Job: Return the listing below exactly, with the pictures dropped.
----- Data
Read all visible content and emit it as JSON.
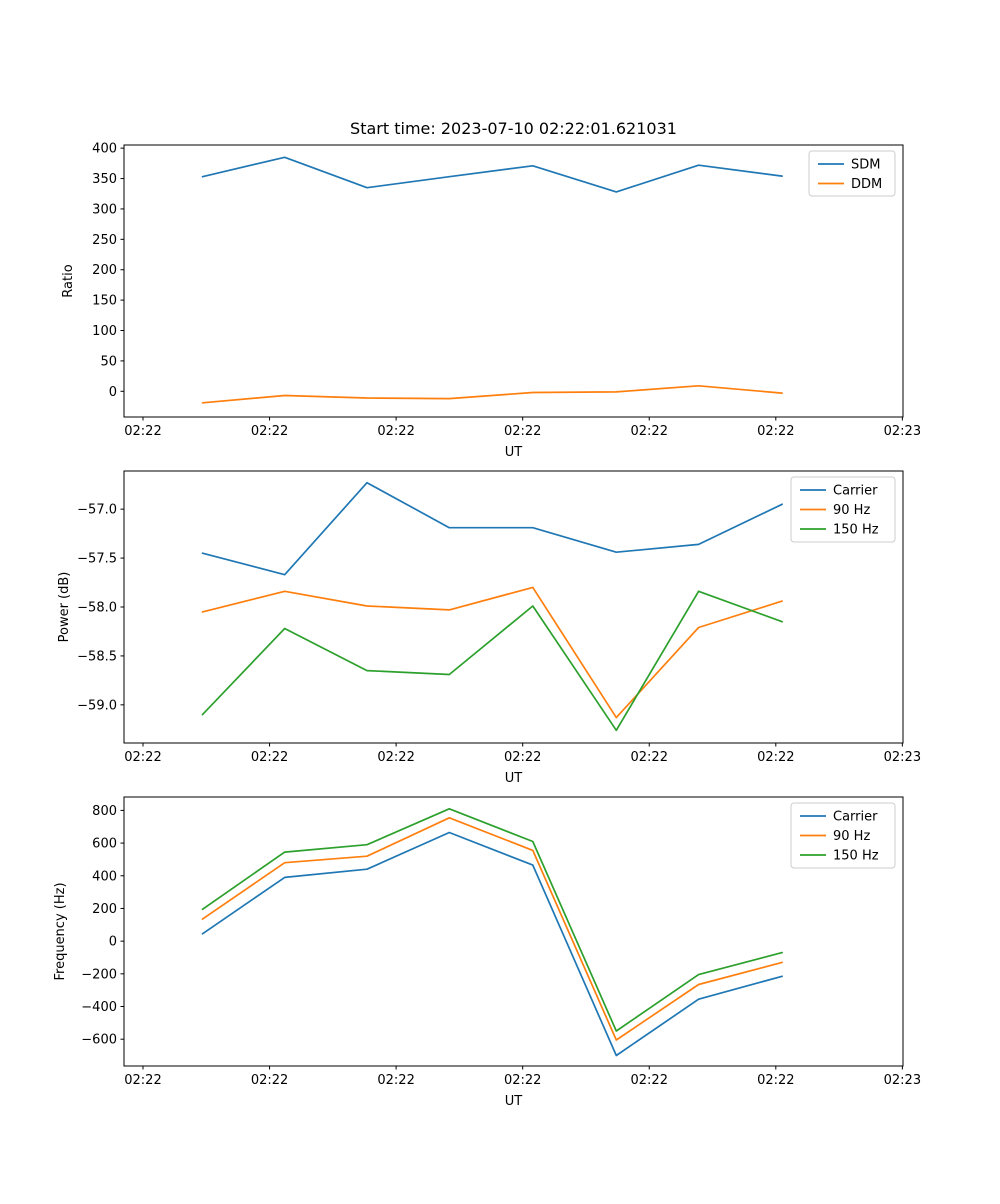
{
  "figure": {
    "title": "Start time: 2023-07-10 02:22:01.621031",
    "background": "#ffffff",
    "text_color": "#000000"
  },
  "colors": {
    "blue": "#1f77b4",
    "orange": "#ff7f0e",
    "green": "#2ca02c"
  },
  "chart_data": [
    {
      "type": "line",
      "title": "Start time: 2023-07-10 02:22:01.621031",
      "xlabel": "UT",
      "ylabel": "Ratio",
      "x_seconds_after_022200": [
        4.7,
        11.2,
        17.7,
        24.2,
        30.8,
        37.4,
        43.9,
        50.5
      ],
      "xlim_seconds": [
        -1.5,
        60.05
      ],
      "x_tick_seconds": [
        0,
        10,
        20,
        30,
        40,
        50,
        60
      ],
      "x_tick_labels": [
        "02:22",
        "02:22",
        "02:22",
        "02:22",
        "02:22",
        "02:22",
        "02:23"
      ],
      "ylim": [
        -42.3,
        405.2
      ],
      "y_ticks": [
        0,
        50,
        100,
        150,
        200,
        250,
        300,
        350,
        400
      ],
      "y_tick_labels": [
        "0",
        "50",
        "100",
        "150",
        "200",
        "250",
        "300",
        "350",
        "400"
      ],
      "grid": false,
      "legend_position": "upper right",
      "series": [
        {
          "name": "SDM",
          "color": "#1f77b4",
          "values": [
            353,
            385,
            335,
            353,
            371,
            328,
            372,
            354
          ]
        },
        {
          "name": "DDM",
          "color": "#ff7f0e",
          "values": [
            -19,
            -7,
            -11,
            -12,
            -2,
            -1,
            9,
            -3
          ]
        }
      ]
    },
    {
      "type": "line",
      "title": "",
      "xlabel": "UT",
      "ylabel": "Power (dB)",
      "x_seconds_after_022200": [
        4.7,
        11.2,
        17.7,
        24.2,
        30.8,
        37.4,
        43.9,
        50.5
      ],
      "xlim_seconds": [
        -1.5,
        60.05
      ],
      "x_tick_seconds": [
        0,
        10,
        20,
        30,
        40,
        50,
        60
      ],
      "x_tick_labels": [
        "02:22",
        "02:22",
        "02:22",
        "02:22",
        "02:22",
        "02:22",
        "02:23"
      ],
      "ylim": [
        -59.39,
        -56.61
      ],
      "y_ticks": [
        -59.0,
        -58.5,
        -58.0,
        -57.5,
        -57.0
      ],
      "y_tick_labels": [
        "−59.0",
        "−58.5",
        "−58.0",
        "−57.5",
        "−57.0"
      ],
      "grid": false,
      "legend_position": "upper right",
      "series": [
        {
          "name": "Carrier",
          "color": "#1f77b4",
          "values": [
            -57.45,
            -57.67,
            -56.73,
            -57.19,
            -57.19,
            -57.44,
            -57.36,
            -56.95
          ]
        },
        {
          "name": "90 Hz",
          "color": "#ff7f0e",
          "values": [
            -58.05,
            -57.84,
            -57.99,
            -58.03,
            -57.8,
            -59.13,
            -58.21,
            -57.94
          ]
        },
        {
          "name": "150 Hz",
          "color": "#2ca02c",
          "values": [
            -59.1,
            -58.22,
            -58.65,
            -58.69,
            -57.99,
            -59.26,
            -57.84,
            -58.15
          ]
        }
      ]
    },
    {
      "type": "line",
      "title": "",
      "xlabel": "UT",
      "ylabel": "Frequency (Hz)",
      "x_seconds_after_022200": [
        4.7,
        11.2,
        17.7,
        24.2,
        30.8,
        37.4,
        43.9,
        50.5
      ],
      "xlim_seconds": [
        -1.5,
        60.05
      ],
      "x_tick_seconds": [
        0,
        10,
        20,
        30,
        40,
        50,
        60
      ],
      "x_tick_labels": [
        "02:22",
        "02:22",
        "02:22",
        "02:22",
        "02:22",
        "02:22",
        "02:23"
      ],
      "ylim": [
        -764,
        882
      ],
      "y_ticks": [
        -600,
        -400,
        -200,
        0,
        200,
        400,
        600,
        800
      ],
      "y_tick_labels": [
        "−600",
        "−400",
        "−200",
        "0",
        "200",
        "400",
        "600",
        "800"
      ],
      "grid": false,
      "legend_position": "upper right",
      "series": [
        {
          "name": "Carrier",
          "color": "#1f77b4",
          "values": [
            45,
            390,
            440,
            665,
            465,
            -700,
            -355,
            -215
          ]
        },
        {
          "name": "90 Hz",
          "color": "#ff7f0e",
          "values": [
            135,
            480,
            520,
            755,
            555,
            -605,
            -265,
            -130
          ]
        },
        {
          "name": "150 Hz",
          "color": "#2ca02c",
          "values": [
            195,
            545,
            590,
            810,
            610,
            -550,
            -205,
            -70
          ]
        }
      ]
    }
  ]
}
----------
Written reply:
Read all visible content and emit it as JSON.
{
  "figure": {
    "title": "Start time: 2023-07-10 02:22:01.621031",
    "background": "#ffffff",
    "text_color": "#000000"
  },
  "colors": {
    "blue": "#1f77b4",
    "orange": "#ff7f0e",
    "green": "#2ca02c"
  },
  "chart_data": [
    {
      "type": "line",
      "title": "Start time: 2023-07-10 02:22:01.621031",
      "xlabel": "UT",
      "ylabel": "Ratio",
      "x_seconds_after_022200": [
        4.7,
        11.2,
        17.7,
        24.2,
        30.8,
        37.4,
        43.9,
        50.5
      ],
      "xlim_seconds": [
        -1.5,
        60.05
      ],
      "x_tick_seconds": [
        0,
        10,
        20,
        30,
        40,
        50,
        60
      ],
      "x_tick_labels": [
        "02:22",
        "02:22",
        "02:22",
        "02:22",
        "02:22",
        "02:22",
        "02:23"
      ],
      "ylim": [
        -42.3,
        405.2
      ],
      "y_ticks": [
        0,
        50,
        100,
        150,
        200,
        250,
        300,
        350,
        400
      ],
      "y_tick_labels": [
        "0",
        "50",
        "100",
        "150",
        "200",
        "250",
        "300",
        "350",
        "400"
      ],
      "grid": false,
      "legend_position": "upper right",
      "series": [
        {
          "name": "SDM",
          "color": "#1f77b4",
          "values": [
            353,
            385,
            335,
            353,
            371,
            328,
            372,
            354
          ]
        },
        {
          "name": "DDM",
          "color": "#ff7f0e",
          "values": [
            -19,
            -7,
            -11,
            -12,
            -2,
            -1,
            9,
            -3
          ]
        }
      ]
    },
    {
      "type": "line",
      "title": "",
      "xlabel": "UT",
      "ylabel": "Power (dB)",
      "x_seconds_after_022200": [
        4.7,
        11.2,
        17.7,
        24.2,
        30.8,
        37.4,
        43.9,
        50.5
      ],
      "xlim_seconds": [
        -1.5,
        60.05
      ],
      "x_tick_seconds": [
        0,
        10,
        20,
        30,
        40,
        50,
        60
      ],
      "x_tick_labels": [
        "02:22",
        "02:22",
        "02:22",
        "02:22",
        "02:22",
        "02:22",
        "02:23"
      ],
      "ylim": [
        -59.39,
        -56.61
      ],
      "y_ticks": [
        -59.0,
        -58.5,
        -58.0,
        -57.5,
        -57.0
      ],
      "y_tick_labels": [
        "−59.0",
        "−58.5",
        "−58.0",
        "−57.5",
        "−57.0"
      ],
      "grid": false,
      "legend_position": "upper right",
      "series": [
        {
          "name": "Carrier",
          "color": "#1f77b4",
          "values": [
            -57.45,
            -57.67,
            -56.73,
            -57.19,
            -57.19,
            -57.44,
            -57.36,
            -56.95
          ]
        },
        {
          "name": "90 Hz",
          "color": "#ff7f0e",
          "values": [
            -58.05,
            -57.84,
            -57.99,
            -58.03,
            -57.8,
            -59.13,
            -58.21,
            -57.94
          ]
        },
        {
          "name": "150 Hz",
          "color": "#2ca02c",
          "values": [
            -59.1,
            -58.22,
            -58.65,
            -58.69,
            -57.99,
            -59.26,
            -57.84,
            -58.15
          ]
        }
      ]
    },
    {
      "type": "line",
      "title": "",
      "xlabel": "UT",
      "ylabel": "Frequency (Hz)",
      "x_seconds_after_022200": [
        4.7,
        11.2,
        17.7,
        24.2,
        30.8,
        37.4,
        43.9,
        50.5
      ],
      "xlim_seconds": [
        -1.5,
        60.05
      ],
      "x_tick_seconds": [
        0,
        10,
        20,
        30,
        40,
        50,
        60
      ],
      "x_tick_labels": [
        "02:22",
        "02:22",
        "02:22",
        "02:22",
        "02:22",
        "02:22",
        "02:23"
      ],
      "ylim": [
        -764,
        882
      ],
      "y_ticks": [
        -600,
        -400,
        -200,
        0,
        200,
        400,
        600,
        800
      ],
      "y_tick_labels": [
        "−600",
        "−400",
        "−200",
        "0",
        "200",
        "400",
        "600",
        "800"
      ],
      "grid": false,
      "legend_position": "upper right",
      "series": [
        {
          "name": "Carrier",
          "color": "#1f77b4",
          "values": [
            45,
            390,
            440,
            665,
            465,
            -700,
            -355,
            -215
          ]
        },
        {
          "name": "90 Hz",
          "color": "#ff7f0e",
          "values": [
            135,
            480,
            520,
            755,
            555,
            -605,
            -265,
            -130
          ]
        },
        {
          "name": "150 Hz",
          "color": "#2ca02c",
          "values": [
            195,
            545,
            590,
            810,
            610,
            -550,
            -205,
            -70
          ]
        }
      ]
    }
  ]
}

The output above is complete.